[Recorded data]

• • • •

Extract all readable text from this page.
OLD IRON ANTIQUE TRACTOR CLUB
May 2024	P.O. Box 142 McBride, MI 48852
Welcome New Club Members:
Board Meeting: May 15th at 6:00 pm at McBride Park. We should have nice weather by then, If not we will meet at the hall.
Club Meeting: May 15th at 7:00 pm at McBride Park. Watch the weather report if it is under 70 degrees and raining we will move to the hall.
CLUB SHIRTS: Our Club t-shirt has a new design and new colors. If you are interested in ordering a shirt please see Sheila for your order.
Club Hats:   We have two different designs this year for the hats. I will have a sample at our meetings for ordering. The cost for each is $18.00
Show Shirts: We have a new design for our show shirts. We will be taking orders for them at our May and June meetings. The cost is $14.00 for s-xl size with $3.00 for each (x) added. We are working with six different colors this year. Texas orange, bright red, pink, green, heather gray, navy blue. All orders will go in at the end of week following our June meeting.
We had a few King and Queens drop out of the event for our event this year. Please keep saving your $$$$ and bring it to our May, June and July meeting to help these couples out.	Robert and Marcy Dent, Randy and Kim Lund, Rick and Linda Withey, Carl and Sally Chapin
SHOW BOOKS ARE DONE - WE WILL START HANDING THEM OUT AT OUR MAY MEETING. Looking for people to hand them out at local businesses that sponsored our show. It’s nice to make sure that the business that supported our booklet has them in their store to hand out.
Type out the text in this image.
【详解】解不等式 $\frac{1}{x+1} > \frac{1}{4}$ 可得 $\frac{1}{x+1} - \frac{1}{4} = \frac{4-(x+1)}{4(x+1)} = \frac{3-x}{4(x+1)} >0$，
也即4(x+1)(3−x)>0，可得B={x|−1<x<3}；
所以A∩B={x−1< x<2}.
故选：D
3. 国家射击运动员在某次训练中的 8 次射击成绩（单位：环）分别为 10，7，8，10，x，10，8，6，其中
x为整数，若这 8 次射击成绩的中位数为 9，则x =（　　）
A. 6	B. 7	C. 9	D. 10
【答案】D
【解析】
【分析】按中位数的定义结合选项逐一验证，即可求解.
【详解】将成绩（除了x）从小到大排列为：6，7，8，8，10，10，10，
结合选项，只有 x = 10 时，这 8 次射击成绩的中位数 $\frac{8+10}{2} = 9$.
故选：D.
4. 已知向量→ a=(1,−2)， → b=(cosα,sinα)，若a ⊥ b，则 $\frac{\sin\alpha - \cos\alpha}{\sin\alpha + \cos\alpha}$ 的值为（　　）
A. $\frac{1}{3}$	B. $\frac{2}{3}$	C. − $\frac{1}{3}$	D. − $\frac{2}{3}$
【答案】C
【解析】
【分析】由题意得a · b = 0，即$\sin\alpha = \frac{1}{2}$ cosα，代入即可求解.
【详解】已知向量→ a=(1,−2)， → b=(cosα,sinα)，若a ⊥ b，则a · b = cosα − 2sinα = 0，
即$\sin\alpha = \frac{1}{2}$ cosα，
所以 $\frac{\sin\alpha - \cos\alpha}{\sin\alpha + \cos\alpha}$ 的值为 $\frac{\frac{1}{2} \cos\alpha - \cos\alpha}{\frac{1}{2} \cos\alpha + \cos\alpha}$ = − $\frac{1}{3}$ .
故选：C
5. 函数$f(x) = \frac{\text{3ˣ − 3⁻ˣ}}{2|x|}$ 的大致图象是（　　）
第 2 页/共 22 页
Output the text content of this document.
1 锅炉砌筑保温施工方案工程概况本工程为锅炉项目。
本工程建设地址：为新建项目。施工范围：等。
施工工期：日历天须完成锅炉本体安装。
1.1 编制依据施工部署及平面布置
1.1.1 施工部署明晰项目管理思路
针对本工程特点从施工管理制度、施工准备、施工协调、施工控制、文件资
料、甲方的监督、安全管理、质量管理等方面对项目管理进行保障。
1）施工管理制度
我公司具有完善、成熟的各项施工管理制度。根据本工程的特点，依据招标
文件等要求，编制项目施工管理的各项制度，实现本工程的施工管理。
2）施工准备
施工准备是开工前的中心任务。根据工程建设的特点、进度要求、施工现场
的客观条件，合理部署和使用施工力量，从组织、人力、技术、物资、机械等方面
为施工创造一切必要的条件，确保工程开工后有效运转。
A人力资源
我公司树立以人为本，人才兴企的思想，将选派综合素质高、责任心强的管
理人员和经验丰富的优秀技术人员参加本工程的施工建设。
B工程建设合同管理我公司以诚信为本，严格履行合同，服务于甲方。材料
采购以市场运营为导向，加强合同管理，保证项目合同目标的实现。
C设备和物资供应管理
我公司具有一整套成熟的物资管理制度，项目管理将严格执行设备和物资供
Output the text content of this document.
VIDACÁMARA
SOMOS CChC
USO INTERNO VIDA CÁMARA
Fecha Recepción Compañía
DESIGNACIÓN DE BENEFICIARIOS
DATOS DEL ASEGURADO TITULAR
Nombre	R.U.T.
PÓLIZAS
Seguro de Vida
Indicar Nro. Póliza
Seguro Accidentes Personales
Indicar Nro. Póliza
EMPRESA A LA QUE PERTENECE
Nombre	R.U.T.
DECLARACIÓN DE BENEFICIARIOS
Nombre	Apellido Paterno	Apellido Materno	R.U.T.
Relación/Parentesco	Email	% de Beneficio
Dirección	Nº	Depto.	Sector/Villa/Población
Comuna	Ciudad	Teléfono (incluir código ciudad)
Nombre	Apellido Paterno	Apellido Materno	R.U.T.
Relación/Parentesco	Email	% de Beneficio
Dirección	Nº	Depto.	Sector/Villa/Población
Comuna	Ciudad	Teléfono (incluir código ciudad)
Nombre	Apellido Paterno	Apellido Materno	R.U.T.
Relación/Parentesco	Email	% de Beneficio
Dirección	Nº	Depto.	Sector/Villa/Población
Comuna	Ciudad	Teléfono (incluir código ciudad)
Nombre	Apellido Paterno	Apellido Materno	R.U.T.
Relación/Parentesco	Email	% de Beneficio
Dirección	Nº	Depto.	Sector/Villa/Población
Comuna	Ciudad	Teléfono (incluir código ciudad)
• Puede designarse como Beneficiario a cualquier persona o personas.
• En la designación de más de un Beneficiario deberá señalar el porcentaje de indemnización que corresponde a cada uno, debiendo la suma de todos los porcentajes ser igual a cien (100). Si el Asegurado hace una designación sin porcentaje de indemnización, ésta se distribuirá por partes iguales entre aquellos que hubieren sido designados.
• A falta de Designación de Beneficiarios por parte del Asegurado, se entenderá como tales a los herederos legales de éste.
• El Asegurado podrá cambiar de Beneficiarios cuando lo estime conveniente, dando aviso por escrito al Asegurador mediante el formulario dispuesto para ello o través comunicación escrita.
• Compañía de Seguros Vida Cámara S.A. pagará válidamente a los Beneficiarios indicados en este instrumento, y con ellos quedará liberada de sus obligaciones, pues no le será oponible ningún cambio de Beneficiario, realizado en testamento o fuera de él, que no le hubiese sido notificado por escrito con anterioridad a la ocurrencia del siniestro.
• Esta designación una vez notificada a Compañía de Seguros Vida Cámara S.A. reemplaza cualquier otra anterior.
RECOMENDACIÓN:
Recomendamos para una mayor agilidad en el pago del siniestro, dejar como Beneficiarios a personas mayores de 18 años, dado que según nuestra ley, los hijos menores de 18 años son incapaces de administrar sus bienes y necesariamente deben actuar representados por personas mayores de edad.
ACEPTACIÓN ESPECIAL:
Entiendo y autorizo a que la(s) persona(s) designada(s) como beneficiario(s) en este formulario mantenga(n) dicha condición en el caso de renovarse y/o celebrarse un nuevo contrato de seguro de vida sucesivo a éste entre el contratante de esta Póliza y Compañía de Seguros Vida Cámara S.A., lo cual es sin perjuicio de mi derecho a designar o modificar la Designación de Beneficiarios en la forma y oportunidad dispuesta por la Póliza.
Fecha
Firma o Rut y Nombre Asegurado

• • • •

• **Required work**
Repeat every record, keeping each word and mark exactly as it is.

• **Exercise response**
Extract all readable text from this page.
OLD IRON ANTIQUE TRACTOR CLUB
May 2024	P.O. Box 142 McBride, MI 48852
Welcome New Club Members:
Board Meeting: May 15th at 6:00 pm at McBride Park. We should have nice weather by then, If not we will meet at the hall.
Club Meeting: May 15th at 7:00 pm at McBride Park. Watch the weather report if it is under 70 degrees and raining we will move to the hall.
CLUB SHIRTS: Our Club t-shirt has a new design and new colors. If you are interested in ordering a shirt please see Sheila for your order.
Club Hats:   We have two different designs this year for the hats. I will have a sample at our meetings for ordering. The cost for each is $18.00
Show Shirts: We have a new design for our show shirts. We will be taking orders for them at our May and June meetings. The cost is $14.00 for s-xl size with $3.00 for each (x) added. We are working with six different colors this year. Texas orange, bright red, pink, green, heather gray, navy blue. All orders will go in at the end of week following our June meeting.
We had a few King and Queens drop out of the event for our event this year. Please keep saving your $$$$ and bring it to our May, June and July meeting to help these couples out.	Robert and Marcy Dent, Randy and Kim Lund, Rick and Linda Withey, Carl and Sally Chapin
SHOW BOOKS ARE DONE - WE WILL START HANDING THEM OUT AT OUR MAY MEETING. Looking for people to hand them out at local businesses that sponsored our show. It’s nice to make sure that the business that supported our booklet has them in their store to hand out.
Type out the text in this image.
【详解】解不等式 $\frac{1}{x+1} > \frac{1}{4}$ 可得 $\frac{1}{x+1} - \frac{1}{4} = \frac{4-(x+1)}{4(x+1)} = \frac{3-x}{4(x+1)} >0$，
也即4(x+1)(3−x)>0，可得B={x|−1<x<3}；
所以A∩B={x−1< x<2}.
故选：D
3. 国家射击运动员在某次训练中的 8 次射击成绩（单位：环）分别为 10，7，8，10，x，10，8，6，其中
x为整数，若这 8 次射击成绩的中位数为 9，则x =（　　）
A. 6	B. 7	C. 9	D. 10
【答案】D
【解析】
【分析】按中位数的定义结合选项逐一验证，即可求解.
【详解】将成绩（除了x）从小到大排列为：6，7，8，8，10，10，10，
结合选项，只有 x = 10 时，这 8 次射击成绩的中位数 $\frac{8+10}{2} = 9$.
故选：D.
4. 已知向量→ a=(1,−2)， → b=(cosα,sinα)，若a ⊥ b，则 $\frac{\sin\alpha - \cos\alpha}{\sin\alpha + \cos\alpha}$ 的值为（　　）
A. $\frac{1}{3}$	B. $\frac{2}{3}$	C. − $\frac{1}{3}$	D. − $\frac{2}{3}$
【答案】C
【解析】
【分析】由题意得a · b = 0，即$\sin\alpha = \frac{1}{2}$ cosα，代入即可求解.
【详解】已知向量→ a=(1,−2)， → b=(cosα,sinα)，若a ⊥ b，则a · b = cosα − 2sinα = 0，
即$\sin\alpha = \frac{1}{2}$ cosα，
所以 $\frac{\sin\alpha - \cos\alpha}{\sin\alpha + \cos\alpha}$ 的值为 $\frac{\frac{1}{2} \cos\alpha - \cos\alpha}{\frac{1}{2} \cos\alpha + \cos\alpha}$ = − $\frac{1}{3}$ .
故选：C
5. 函数$f(x) = \frac{\text{3ˣ − 3⁻ˣ}}{2|x|}$ 的大致图象是（　　）
第 2 页/共 22 页
Output the text content of this document.
1 锅炉砌筑保温施工方案工程概况本工程为锅炉项目。
本工程建设地址：为新建项目。施工范围：等。
施工工期：日历天须完成锅炉本体安装。
1.1 编制依据施工部署及平面布置
1.1.1 施工部署明晰项目管理思路
针对本工程特点从施工管理制度、施工准备、施工协调、施工控制、文件资
料、甲方的监督、安全管理、质量管理等方面对项目管理进行保障。
1）施工管理制度
我公司具有完善、成熟的各项施工管理制度。根据本工程的特点，依据招标
文件等要求，编制项目施工管理的各项制度，实现本工程的施工管理。
2）施工准备
施工准备是开工前的中心任务。根据工程建设的特点、进度要求、施工现场
的客观条件，合理部署和使用施工力量，从组织、人力、技术、物资、机械等方面
为施工创造一切必要的条件，确保工程开工后有效运转。
A人力资源
我公司树立以人为本，人才兴企的思想，将选派综合素质高、责任心强的管
理人员和经验丰富的优秀技术人员参加本工程的施工建设。
B工程建设合同管理我公司以诚信为本，严格履行合同，服务于甲方。材料
采购以市场运营为导向，加强合同管理，保证项目合同目标的实现。
C设备和物资供应管理
我公司具有一整套成熟的物资管理制度，项目管理将严格执行设备和物资供
Output the text content of this document.
VIDACÁMARA
SOMOS CChC
USO INTERNO VIDA CÁMARA
Fecha Recepción Compañía
DESIGNACIÓN DE BENEFICIARIOS
DATOS DEL ASEGURADO TITULAR
Nombre	R.U.T.
PÓLIZAS
Seguro de Vida
Indicar Nro. Póliza
Seguro Accidentes Personales
Indicar Nro. Póliza
EMPRESA A LA QUE PERTENECE
Nombre	R.U.T.
DECLARACIÓN DE BENEFICIARIOS
Nombre	Apellido Paterno	Apellido Materno	R.U.T.
Relación/Parentesco	Email	% de Beneficio
Dirección	Nº	Depto.	Sector/Villa/Población
Comuna	Ciudad	Teléfono (incluir código ciudad)
Nombre	Apellido Paterno	Apellido Materno	R.U.T.
Relación/Parentesco	Email	% de Beneficio
Dirección	Nº	Depto.	Sector/Villa/Población
Comuna	Ciudad	Teléfono (incluir código ciudad)
Nombre	Apellido Paterno	Apellido Materno	R.U.T.
Relación/Parentesco	Email	% de Beneficio
Dirección	Nº	Depto.	Sector/Villa/Población
Comuna	Ciudad	Teléfono (incluir código ciudad)
Nombre	Apellido Paterno	Apellido Materno	R.U.T.
Relación/Parentesco	Email	% de Beneficio
Dirección	Nº	Depto.	Sector/Villa/Población
Comuna	Ciudad	Teléfono (incluir código ciudad)
• Puede designarse como Beneficiario a cualquier persona o personas.
• En la designación de más de un Beneficiario deberá señalar el porcentaje de indemnización que corresponde a cada uno, debiendo la suma de todos los porcentajes ser igual a cien (100). Si el Asegurado hace una designación sin porcentaje de indemnización, ésta se distribuirá por partes iguales entre aquellos que hubieren sido designados.
• A falta de Designación de Beneficiarios por parte del Asegurado, se entenderá como tales a los herederos legales de éste.
• El Asegurado podrá cambiar de Beneficiarios cuando lo estime conveniente, dando aviso por escrito al Asegurador mediante el formulario dispuesto para ello o través comunicación escrita.
• Compañía de Seguros Vida Cámara S.A. pagará válidamente a los Beneficiarios indicados en este instrumento, y con ellos quedará liberada de sus obligaciones, pues no le será oponible ningún cambio de Beneficiario, realizado en testamento o fuera de él, que no le hubiese sido notificado por escrito con anterioridad a la ocurrencia del siniestro.
• Esta designación una vez notificada a Compañía de Seguros Vida Cámara S.A. reemplaza cualquier otra anterior.
RECOMENDACIÓN:
Recomendamos para una mayor agilidad en el pago del siniestro, dejar como Beneficiarios a personas mayores de 18 años, dado que según nuestra ley, los hijos menores de 18 años son incapaces de administrar sus bienes y necesariamente deben actuar representados por personas mayores de edad.
ACEPTACIÓN ESPECIAL:
Entiendo y autorizo a que la(s) persona(s) designada(s) como beneficiario(s) en este formulario mantenga(n) dicha condición en el caso de renovarse y/o celebrarse un nuevo contrato de seguro de vida sucesivo a éste entre el contratante de esta Póliza y Compañía de Seguros Vida Cámara S.A., lo cual es sin perjuicio de mi derecho a designar o modificar la Designación de Beneficiarios en la forma y oportunidad dispuesta por la Póliza.
Fecha
Firma o Rut y Nombre Asegurado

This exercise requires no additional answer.